Your task —
Please output the records below in full, exactly as given, but without the images.
--- Begin ---
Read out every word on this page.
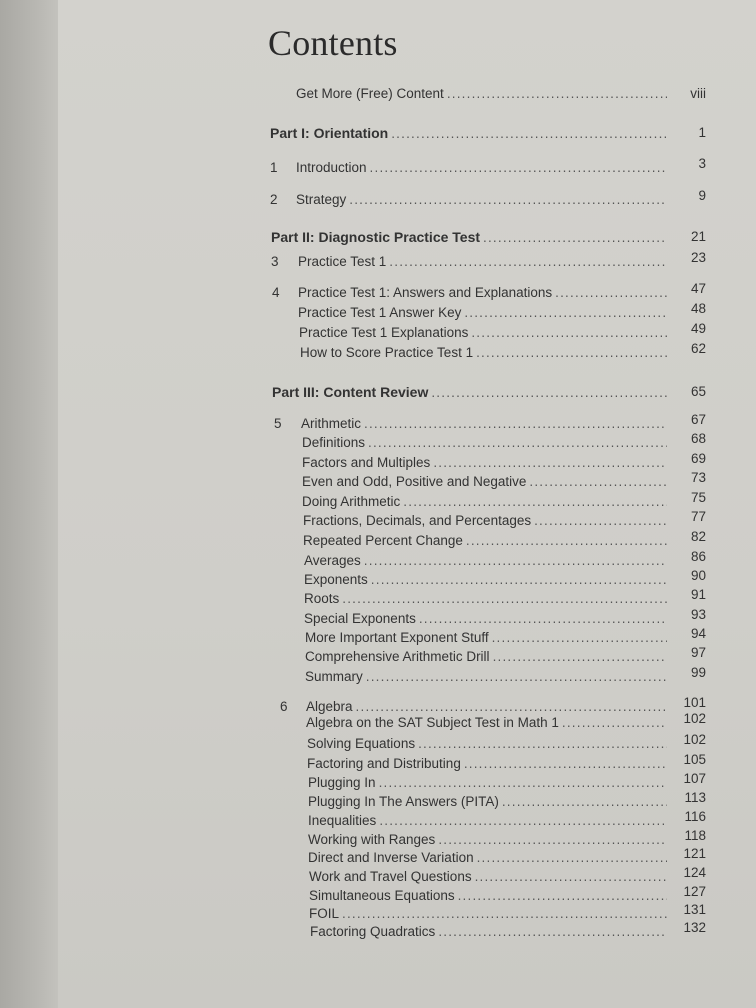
Contents
Get More (Free) Content .....	viii
Part I: Orientation .....	1
1 Introduction .....	3
2 Strategy .....	9
Part II: Diagnostic Practice Test .....	21
3 Practice Test 1 .....	23
4 Practice Test 1: Answers and Explanations .....	47
Practice Test 1 Answer Key .....	48
Practice Test 1 Explanations .....	49
How to Score Practice Test 1 .....	62
Part III: Content Review .....	65
5 Arithmetic .....	67
Definitions .....	68
Factors and Multiples .....	69
Even and Odd, Positive and Negative .....	73
Doing Arithmetic .....	75
Fractions, Decimals, and Percentages .....	77
Repeated Percent Change .....	82
Averages .....	86
Exponents .....	90
Roots .....	91
Special Exponents .....	93
More Important Exponent Stuff .....	94
Comprehensive Arithmetic Drill .....	97
Summary .....	99
6 Algebra .....	101
Algebra on the SAT Subject Test in Math 1 .....	102
Solving Equations .....	102
Factoring and Distributing .....	105
Plugging In .....	107
Plugging In The Answers (PITA) .....	113
Inequalities .....	116
Working with Ranges .....	118
Direct and Inverse Variation .....	121
Work and Travel Questions .....	124
Simultaneous Equations .....	127
FOIL .....	131
Factoring Quadratics .....	132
--- End ---
Answer to this task —
Read out every word on this page.
Contents
Get More (Free) Content .....	viii
Part I: Orientation .....	1
1 Introduction .....	3
2 Strategy .....	9
Part II: Diagnostic Practice Test .....	21
3 Practice Test 1 .....	23
4 Practice Test 1: Answers and Explanations .....	47
Practice Test 1 Answer Key .....	48
Practice Test 1 Explanations .....	49
How to Score Practice Test 1 .....	62
Part III: Content Review .....	65
5 Arithmetic .....	67
Definitions .....	68
Factors and Multiples .....	69
Even and Odd, Positive and Negative .....	73
Doing Arithmetic .....	75
Fractions, Decimals, and Percentages .....	77
Repeated Percent Change .....	82
Averages .....	86
Exponents .....	90
Roots .....	91
Special Exponents .....	93
More Important Exponent Stuff .....	94
Comprehensive Arithmetic Drill .....	97
Summary .....	99
6 Algebra .....	101
Algebra on the SAT Subject Test in Math 1 .....	102
Solving Equations .....	102
Factoring and Distributing .....	105
Plugging In .....	107
Plugging In The Answers (PITA) .....	113
Inequalities .....	116
Working with Ranges .....	118
Direct and Inverse Variation .....	121
Work and Travel Questions .....	124
Simultaneous Equations .....	127
FOIL .....	131
Factoring Quadratics .....	132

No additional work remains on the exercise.